Written task — Quote, word for word, the line containing "OCR this image." and all lines that follow it to the end of the records, with no pictures.

Data to use —
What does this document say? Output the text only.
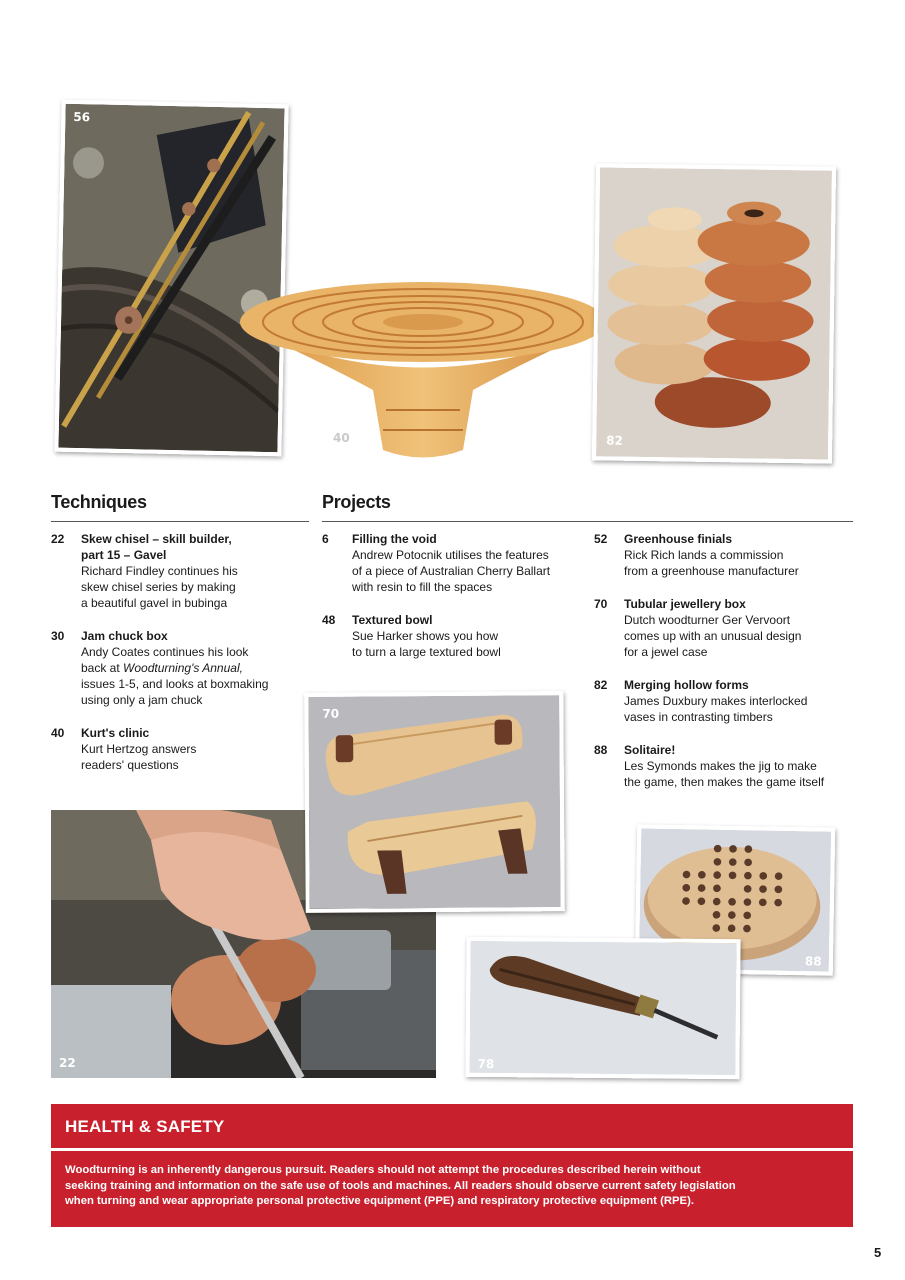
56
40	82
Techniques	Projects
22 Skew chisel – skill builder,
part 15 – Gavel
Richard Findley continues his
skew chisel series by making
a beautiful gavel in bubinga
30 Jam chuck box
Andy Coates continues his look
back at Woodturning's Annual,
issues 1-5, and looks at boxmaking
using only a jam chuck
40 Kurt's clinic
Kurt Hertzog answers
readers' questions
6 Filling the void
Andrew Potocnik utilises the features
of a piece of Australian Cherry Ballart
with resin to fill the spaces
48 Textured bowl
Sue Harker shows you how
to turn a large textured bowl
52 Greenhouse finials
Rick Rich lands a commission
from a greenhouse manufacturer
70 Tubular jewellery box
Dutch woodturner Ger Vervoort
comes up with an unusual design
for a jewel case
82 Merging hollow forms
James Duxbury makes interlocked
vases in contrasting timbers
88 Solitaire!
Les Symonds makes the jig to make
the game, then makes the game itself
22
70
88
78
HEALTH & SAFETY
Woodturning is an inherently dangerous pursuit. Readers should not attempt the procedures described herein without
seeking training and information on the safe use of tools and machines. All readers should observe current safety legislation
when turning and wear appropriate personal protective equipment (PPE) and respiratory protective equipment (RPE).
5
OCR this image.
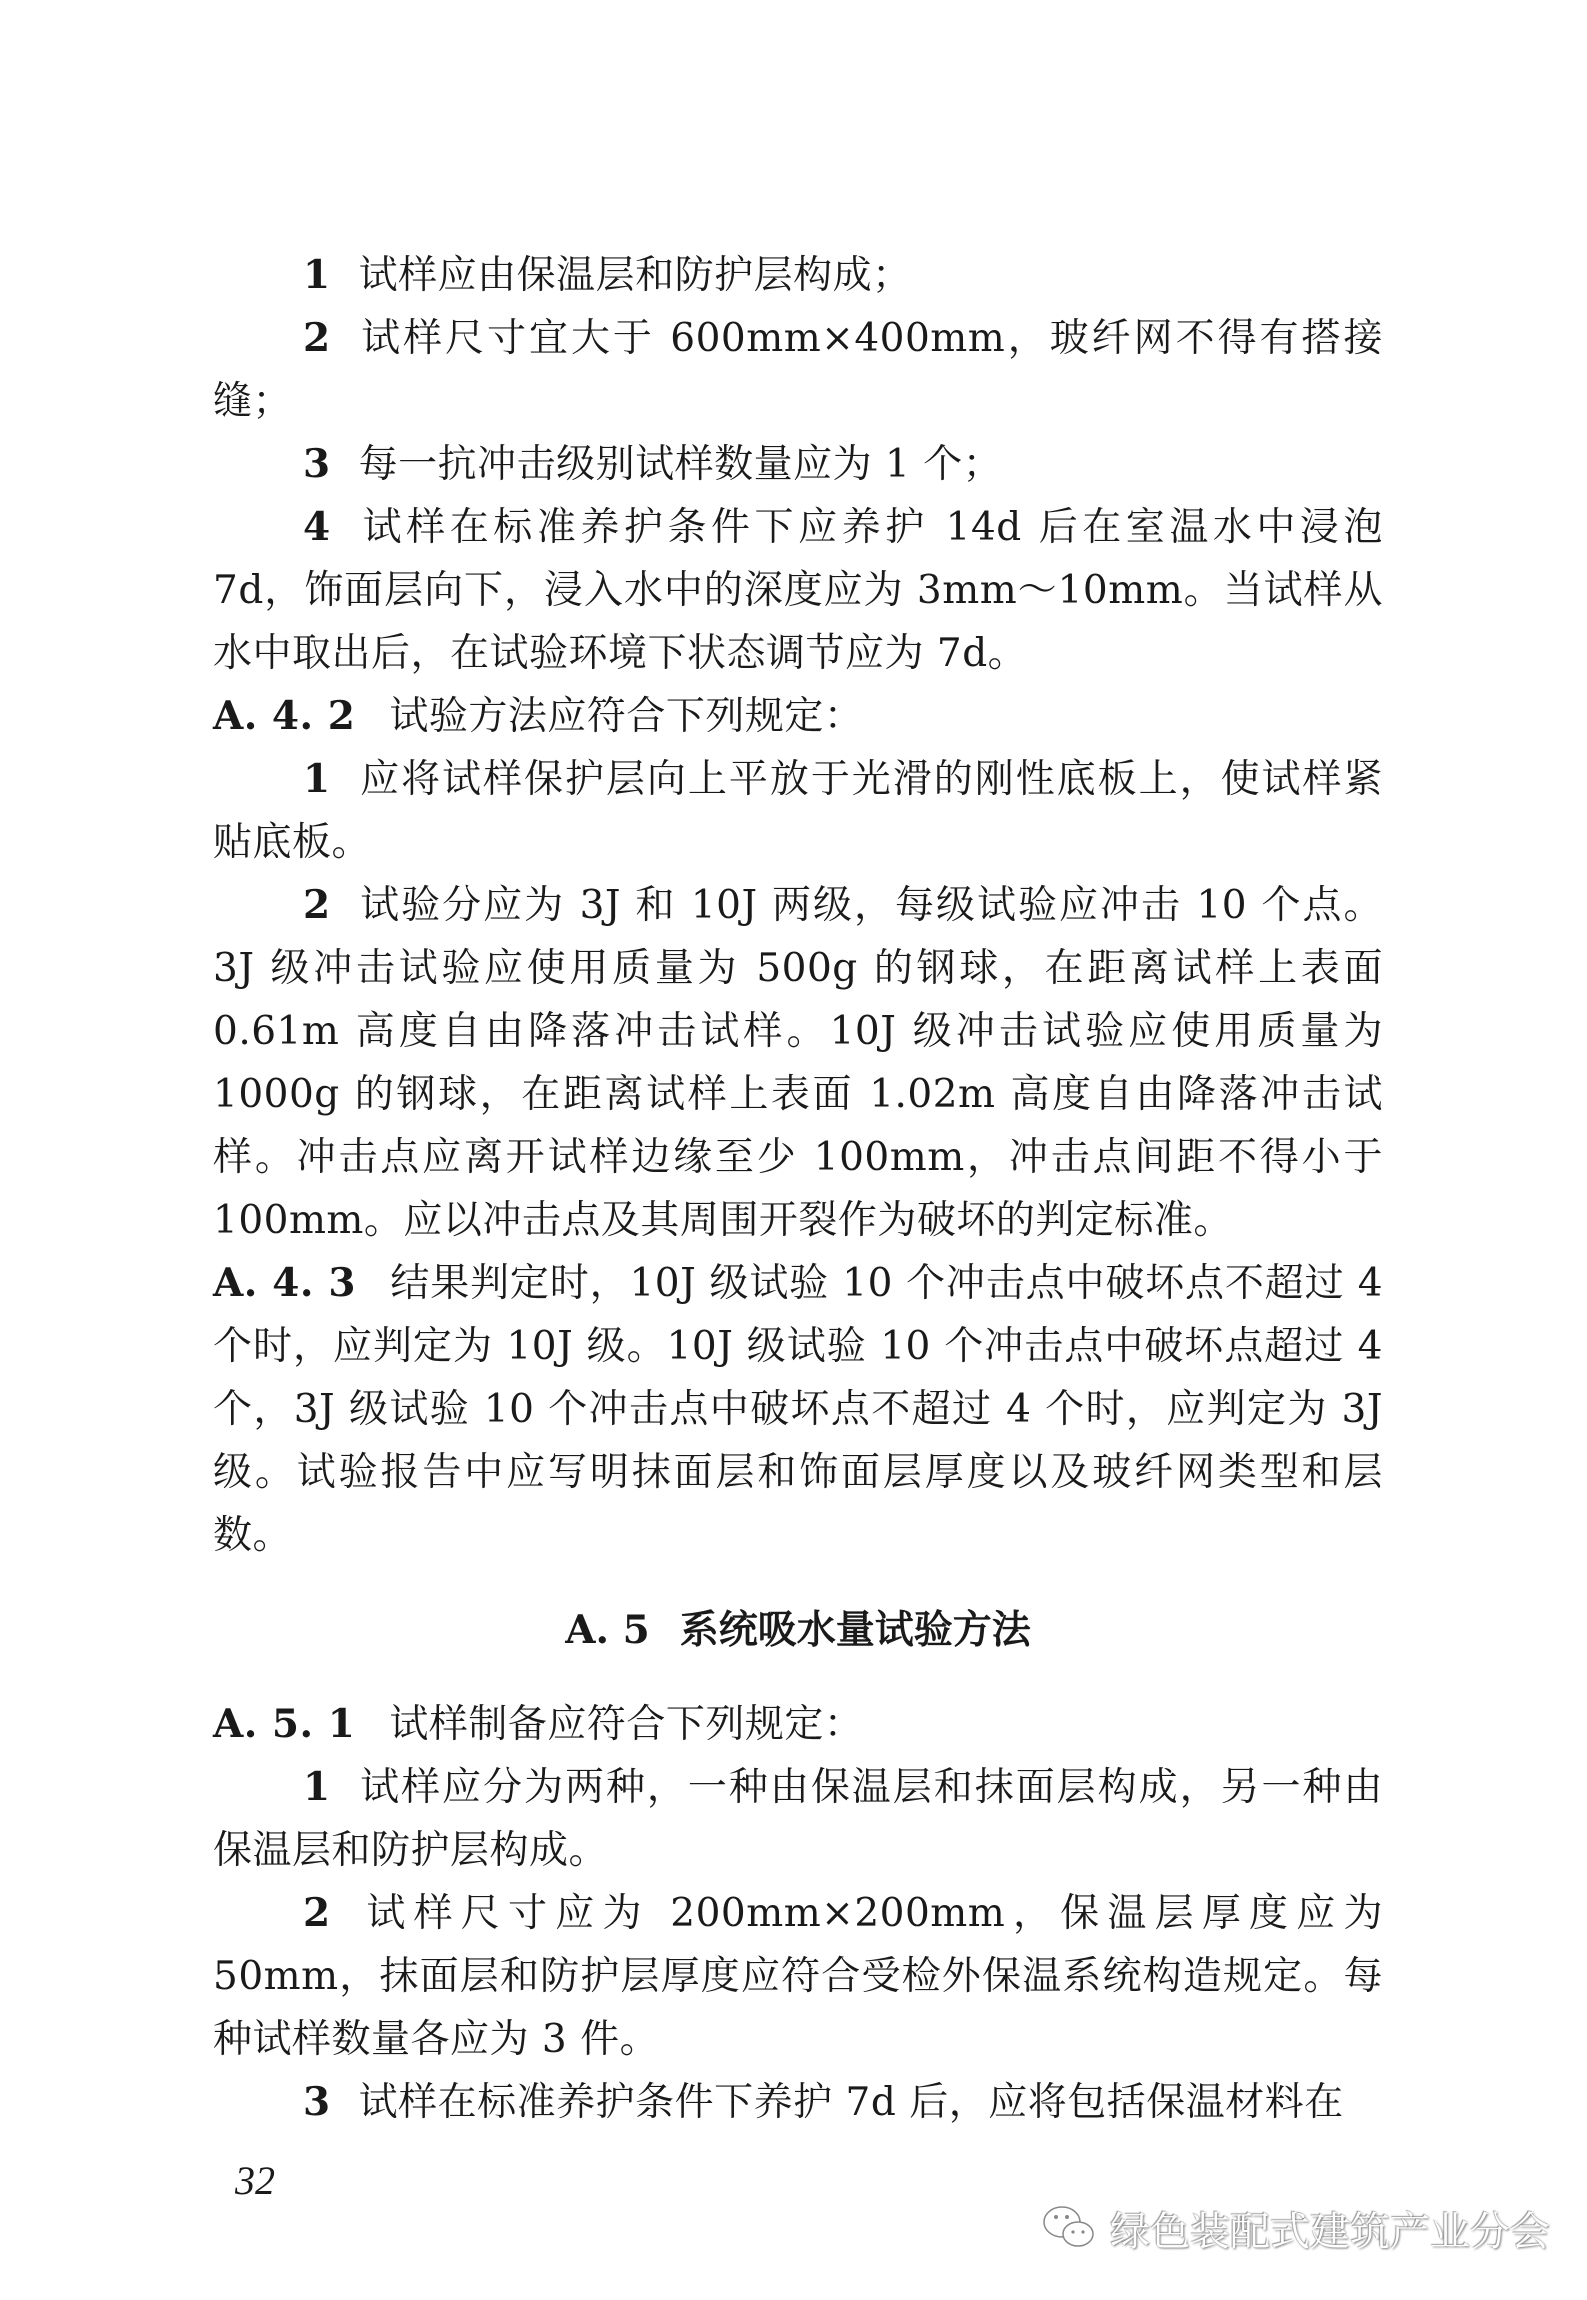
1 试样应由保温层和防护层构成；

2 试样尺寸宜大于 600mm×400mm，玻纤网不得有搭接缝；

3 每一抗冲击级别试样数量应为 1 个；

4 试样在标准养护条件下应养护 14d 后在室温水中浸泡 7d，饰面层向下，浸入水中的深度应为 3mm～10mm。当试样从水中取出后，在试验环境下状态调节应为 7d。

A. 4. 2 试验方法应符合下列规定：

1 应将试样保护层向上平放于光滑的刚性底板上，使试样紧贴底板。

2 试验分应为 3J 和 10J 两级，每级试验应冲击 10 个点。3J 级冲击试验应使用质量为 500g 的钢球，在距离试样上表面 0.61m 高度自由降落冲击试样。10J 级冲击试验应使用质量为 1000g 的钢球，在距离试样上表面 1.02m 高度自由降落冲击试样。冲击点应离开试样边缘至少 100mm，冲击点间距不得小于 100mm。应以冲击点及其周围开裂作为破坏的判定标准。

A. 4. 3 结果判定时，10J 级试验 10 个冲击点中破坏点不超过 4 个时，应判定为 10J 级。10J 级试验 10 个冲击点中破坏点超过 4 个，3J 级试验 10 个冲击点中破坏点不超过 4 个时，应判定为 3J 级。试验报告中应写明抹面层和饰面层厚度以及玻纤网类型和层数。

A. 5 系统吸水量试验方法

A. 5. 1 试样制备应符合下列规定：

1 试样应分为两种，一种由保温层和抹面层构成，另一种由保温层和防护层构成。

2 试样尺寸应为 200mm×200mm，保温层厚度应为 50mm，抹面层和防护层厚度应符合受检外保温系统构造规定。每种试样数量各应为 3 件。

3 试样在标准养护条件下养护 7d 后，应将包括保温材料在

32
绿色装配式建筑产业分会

Response —
OCR this image.
1 试样应由保温层和防护层构成；

2 试样尺寸宜大于 600mm×400mm，玻纤网不得有搭接缝；

3 每一抗冲击级别试样数量应为 1 个；

4 试样在标准养护条件下应养护 14d 后在室温水中浸泡 7d，饰面层向下，浸入水中的深度应为 3mm～10mm。当试样从水中取出后，在试验环境下状态调节应为 7d。

A. 4. 2 试验方法应符合下列规定：

1 应将试样保护层向上平放于光滑的刚性底板上，使试样紧贴底板。

2 试验分应为 3J 和 10J 两级，每级试验应冲击 10 个点。3J 级冲击试验应使用质量为 500g 的钢球，在距离试样上表面 0.61m 高度自由降落冲击试样。10J 级冲击试验应使用质量为 1000g 的钢球，在距离试样上表面 1.02m 高度自由降落冲击试样。冲击点应离开试样边缘至少 100mm，冲击点间距不得小于 100mm。应以冲击点及其周围开裂作为破坏的判定标准。

A. 4. 3 结果判定时，10J 级试验 10 个冲击点中破坏点不超过 4 个时，应判定为 10J 级。10J 级试验 10 个冲击点中破坏点超过 4 个，3J 级试验 10 个冲击点中破坏点不超过 4 个时，应判定为 3J 级。试验报告中应写明抹面层和饰面层厚度以及玻纤网类型和层数。

A. 5 系统吸水量试验方法

A. 5. 1 试样制备应符合下列规定：

1 试样应分为两种，一种由保温层和抹面层构成，另一种由保温层和防护层构成。

2 试样尺寸应为 200mm×200mm，保温层厚度应为 50mm，抹面层和防护层厚度应符合受检外保温系统构造规定。每种试样数量各应为 3 件。

3 试样在标准养护条件下养护 7d 后，应将包括保温材料在

32
绿色装配式建筑产业分会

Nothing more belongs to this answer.